> **Exercise instructions**: Return the material word for word. Do not include the pictures.

> **Items from a dataset**:
···

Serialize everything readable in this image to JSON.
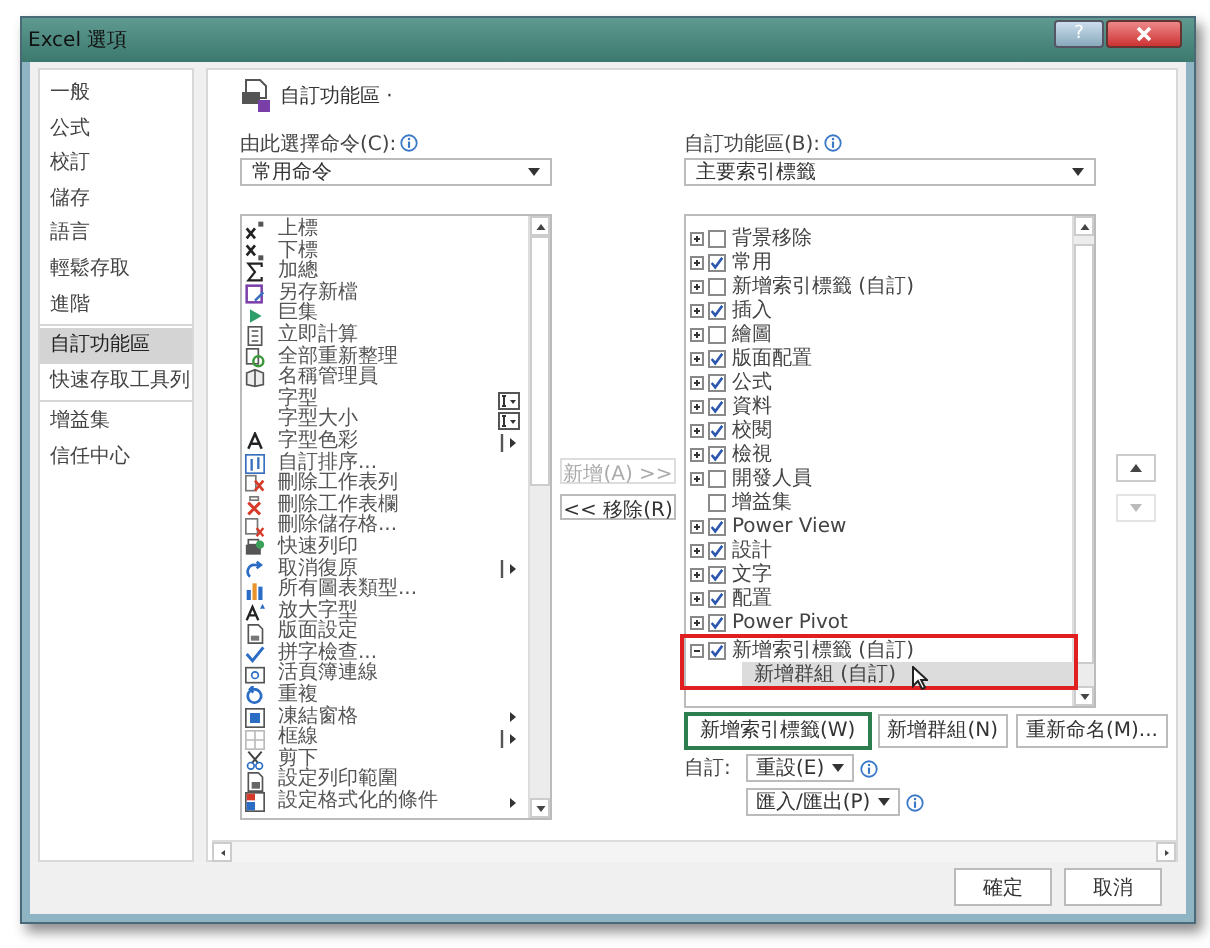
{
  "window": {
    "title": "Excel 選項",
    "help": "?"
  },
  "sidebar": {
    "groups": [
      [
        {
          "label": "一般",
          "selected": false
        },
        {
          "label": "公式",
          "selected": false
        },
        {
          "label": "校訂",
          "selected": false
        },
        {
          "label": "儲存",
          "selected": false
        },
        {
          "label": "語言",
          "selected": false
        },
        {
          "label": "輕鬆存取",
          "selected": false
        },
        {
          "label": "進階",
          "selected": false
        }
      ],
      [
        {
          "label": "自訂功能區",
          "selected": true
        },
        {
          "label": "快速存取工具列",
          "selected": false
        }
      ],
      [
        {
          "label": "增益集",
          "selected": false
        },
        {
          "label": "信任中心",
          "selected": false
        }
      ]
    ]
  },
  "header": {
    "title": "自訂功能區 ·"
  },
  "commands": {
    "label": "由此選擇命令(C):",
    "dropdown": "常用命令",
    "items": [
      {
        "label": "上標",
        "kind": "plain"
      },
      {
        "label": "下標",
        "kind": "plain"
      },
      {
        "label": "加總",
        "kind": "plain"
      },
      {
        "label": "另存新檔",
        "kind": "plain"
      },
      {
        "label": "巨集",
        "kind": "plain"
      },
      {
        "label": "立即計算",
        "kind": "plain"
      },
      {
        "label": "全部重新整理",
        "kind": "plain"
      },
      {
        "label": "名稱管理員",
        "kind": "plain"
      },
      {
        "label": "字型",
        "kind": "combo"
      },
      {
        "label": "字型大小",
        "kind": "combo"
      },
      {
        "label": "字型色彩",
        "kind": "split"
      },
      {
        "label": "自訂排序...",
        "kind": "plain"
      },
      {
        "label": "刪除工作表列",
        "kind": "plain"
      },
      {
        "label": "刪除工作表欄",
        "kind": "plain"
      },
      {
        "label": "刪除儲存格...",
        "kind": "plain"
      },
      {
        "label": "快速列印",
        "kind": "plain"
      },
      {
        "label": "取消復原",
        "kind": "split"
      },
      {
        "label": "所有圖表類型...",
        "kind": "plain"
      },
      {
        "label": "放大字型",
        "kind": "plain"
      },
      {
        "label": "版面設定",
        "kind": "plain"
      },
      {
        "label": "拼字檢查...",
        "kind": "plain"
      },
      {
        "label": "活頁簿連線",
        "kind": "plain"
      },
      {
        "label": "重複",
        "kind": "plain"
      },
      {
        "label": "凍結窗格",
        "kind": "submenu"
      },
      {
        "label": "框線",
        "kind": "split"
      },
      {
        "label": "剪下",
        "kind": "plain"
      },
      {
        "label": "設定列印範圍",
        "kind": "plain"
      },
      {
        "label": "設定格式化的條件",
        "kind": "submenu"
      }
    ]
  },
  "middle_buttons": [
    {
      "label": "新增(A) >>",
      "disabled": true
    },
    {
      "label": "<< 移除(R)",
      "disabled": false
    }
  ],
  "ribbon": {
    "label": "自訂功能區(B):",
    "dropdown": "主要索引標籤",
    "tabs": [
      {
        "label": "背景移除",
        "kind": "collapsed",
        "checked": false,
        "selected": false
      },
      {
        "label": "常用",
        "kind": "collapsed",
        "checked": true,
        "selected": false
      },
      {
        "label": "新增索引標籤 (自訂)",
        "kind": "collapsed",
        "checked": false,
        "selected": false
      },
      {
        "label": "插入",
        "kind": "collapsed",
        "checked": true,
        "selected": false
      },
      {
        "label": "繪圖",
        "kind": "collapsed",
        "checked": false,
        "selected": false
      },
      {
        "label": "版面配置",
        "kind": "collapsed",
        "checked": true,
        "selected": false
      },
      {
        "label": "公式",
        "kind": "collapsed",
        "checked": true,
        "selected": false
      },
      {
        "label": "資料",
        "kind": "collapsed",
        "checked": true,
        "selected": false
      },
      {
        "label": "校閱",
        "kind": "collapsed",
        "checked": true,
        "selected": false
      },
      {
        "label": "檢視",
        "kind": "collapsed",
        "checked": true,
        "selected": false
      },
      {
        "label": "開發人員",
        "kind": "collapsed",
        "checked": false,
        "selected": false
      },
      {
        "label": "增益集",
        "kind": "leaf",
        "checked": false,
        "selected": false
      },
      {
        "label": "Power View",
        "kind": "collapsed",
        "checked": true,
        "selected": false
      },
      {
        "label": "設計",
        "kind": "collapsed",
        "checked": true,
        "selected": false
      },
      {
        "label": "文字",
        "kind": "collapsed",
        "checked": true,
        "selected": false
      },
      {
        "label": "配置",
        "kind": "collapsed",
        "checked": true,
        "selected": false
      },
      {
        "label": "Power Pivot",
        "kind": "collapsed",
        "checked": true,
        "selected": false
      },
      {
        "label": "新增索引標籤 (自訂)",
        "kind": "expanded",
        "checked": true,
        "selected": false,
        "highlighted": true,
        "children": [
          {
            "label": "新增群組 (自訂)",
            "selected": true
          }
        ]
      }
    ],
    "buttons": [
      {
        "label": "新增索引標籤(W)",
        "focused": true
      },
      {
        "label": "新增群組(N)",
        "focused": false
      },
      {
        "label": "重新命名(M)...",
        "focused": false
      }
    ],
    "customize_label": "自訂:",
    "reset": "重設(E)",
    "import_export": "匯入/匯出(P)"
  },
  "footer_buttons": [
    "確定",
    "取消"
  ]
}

···

> **Complete output**:
Serialize everything readable in this image to JSON.
{
  "window": {
    "title": "Excel 選項",
    "help": "?"
  },
  "sidebar": {
    "groups": [
      [
        {
          "label": "一般",
          "selected": false
        },
        {
          "label": "公式",
          "selected": false
        },
        {
          "label": "校訂",
          "selected": false
        },
        {
          "label": "儲存",
          "selected": false
        },
        {
          "label": "語言",
          "selected": false
        },
        {
          "label": "輕鬆存取",
          "selected": false
        },
        {
          "label": "進階",
          "selected": false
        }
      ],
      [
        {
          "label": "自訂功能區",
          "selected": true
        },
        {
          "label": "快速存取工具列",
          "selected": false
        }
      ],
      [
        {
          "label": "增益集",
          "selected": false
        },
        {
          "label": "信任中心",
          "selected": false
        }
      ]
    ]
  },
  "header": {
    "title": "自訂功能區 ·"
  },
  "commands": {
    "label": "由此選擇命令(C):",
    "dropdown": "常用命令",
    "items": [
      {
        "label": "上標",
        "kind": "plain"
      },
      {
        "label": "下標",
        "kind": "plain"
      },
      {
        "label": "加總",
        "kind": "plain"
      },
      {
        "label": "另存新檔",
        "kind": "plain"
      },
      {
        "label": "巨集",
        "kind": "plain"
      },
      {
        "label": "立即計算",
        "kind": "plain"
      },
      {
        "label": "全部重新整理",
        "kind": "plain"
      },
      {
        "label": "名稱管理員",
        "kind": "plain"
      },
      {
        "label": "字型",
        "kind": "combo"
      },
      {
        "label": "字型大小",
        "kind": "combo"
      },
      {
        "label": "字型色彩",
        "kind": "split"
      },
      {
        "label": "自訂排序...",
        "kind": "plain"
      },
      {
        "label": "刪除工作表列",
        "kind": "plain"
      },
      {
        "label": "刪除工作表欄",
        "kind": "plain"
      },
      {
        "label": "刪除儲存格...",
        "kind": "plain"
      },
      {
        "label": "快速列印",
        "kind": "plain"
      },
      {
        "label": "取消復原",
        "kind": "split"
      },
      {
        "label": "所有圖表類型...",
        "kind": "plain"
      },
      {
        "label": "放大字型",
        "kind": "plain"
      },
      {
        "label": "版面設定",
        "kind": "plain"
      },
      {
        "label": "拼字檢查...",
        "kind": "plain"
      },
      {
        "label": "活頁簿連線",
        "kind": "plain"
      },
      {
        "label": "重複",
        "kind": "plain"
      },
      {
        "label": "凍結窗格",
        "kind": "submenu"
      },
      {
        "label": "框線",
        "kind": "split"
      },
      {
        "label": "剪下",
        "kind": "plain"
      },
      {
        "label": "設定列印範圍",
        "kind": "plain"
      },
      {
        "label": "設定格式化的條件",
        "kind": "submenu"
      }
    ]
  },
  "middle_buttons": [
    {
      "label": "新增(A) >>",
      "disabled": true
    },
    {
      "label": "<< 移除(R)",
      "disabled": false
    }
  ],
  "ribbon": {
    "label": "自訂功能區(B):",
    "dropdown": "主要索引標籤",
    "tabs": [
      {
        "label": "背景移除",
        "kind": "collapsed",
        "checked": false,
        "selected": false
      },
      {
        "label": "常用",
        "kind": "collapsed",
        "checked": true,
        "selected": false
      },
      {
        "label": "新增索引標籤 (自訂)",
        "kind": "collapsed",
        "checked": false,
        "selected": false
      },
      {
        "label": "插入",
        "kind": "collapsed",
        "checked": true,
        "selected": false
      },
      {
        "label": "繪圖",
        "kind": "collapsed",
        "checked": false,
        "selected": false
      },
      {
        "label": "版面配置",
        "kind": "collapsed",
        "checked": true,
        "selected": false
      },
      {
        "label": "公式",
        "kind": "collapsed",
        "checked": true,
        "selected": false
      },
      {
        "label": "資料",
        "kind": "collapsed",
        "checked": true,
        "selected": false
      },
      {
        "label": "校閱",
        "kind": "collapsed",
        "checked": true,
        "selected": false
      },
      {
        "label": "檢視",
        "kind": "collapsed",
        "checked": true,
        "selected": false
      },
      {
        "label": "開發人員",
        "kind": "collapsed",
        "checked": false,
        "selected": false
      },
      {
        "label": "增益集",
        "kind": "leaf",
        "checked": false,
        "selected": false
      },
      {
        "label": "Power View",
        "kind": "collapsed",
        "checked": true,
        "selected": false
      },
      {
        "label": "設計",
        "kind": "collapsed",
        "checked": true,
        "selected": false
      },
      {
        "label": "文字",
        "kind": "collapsed",
        "checked": true,
        "selected": false
      },
      {
        "label": "配置",
        "kind": "collapsed",
        "checked": true,
        "selected": false
      },
      {
        "label": "Power Pivot",
        "kind": "collapsed",
        "checked": true,
        "selected": false
      },
      {
        "label": "新增索引標籤 (自訂)",
        "kind": "expanded",
        "checked": true,
        "selected": false,
        "highlighted": true,
        "children": [
          {
            "label": "新增群組 (自訂)",
            "selected": true
          }
        ]
      }
    ],
    "buttons": [
      {
        "label": "新增索引標籤(W)",
        "focused": true
      },
      {
        "label": "新增群組(N)",
        "focused": false
      },
      {
        "label": "重新命名(M)...",
        "focused": false
      }
    ],
    "customize_label": "自訂:",
    "reset": "重設(E)",
    "import_export": "匯入/匯出(P)"
  },
  "footer_buttons": [
    "確定",
    "取消"
  ]
}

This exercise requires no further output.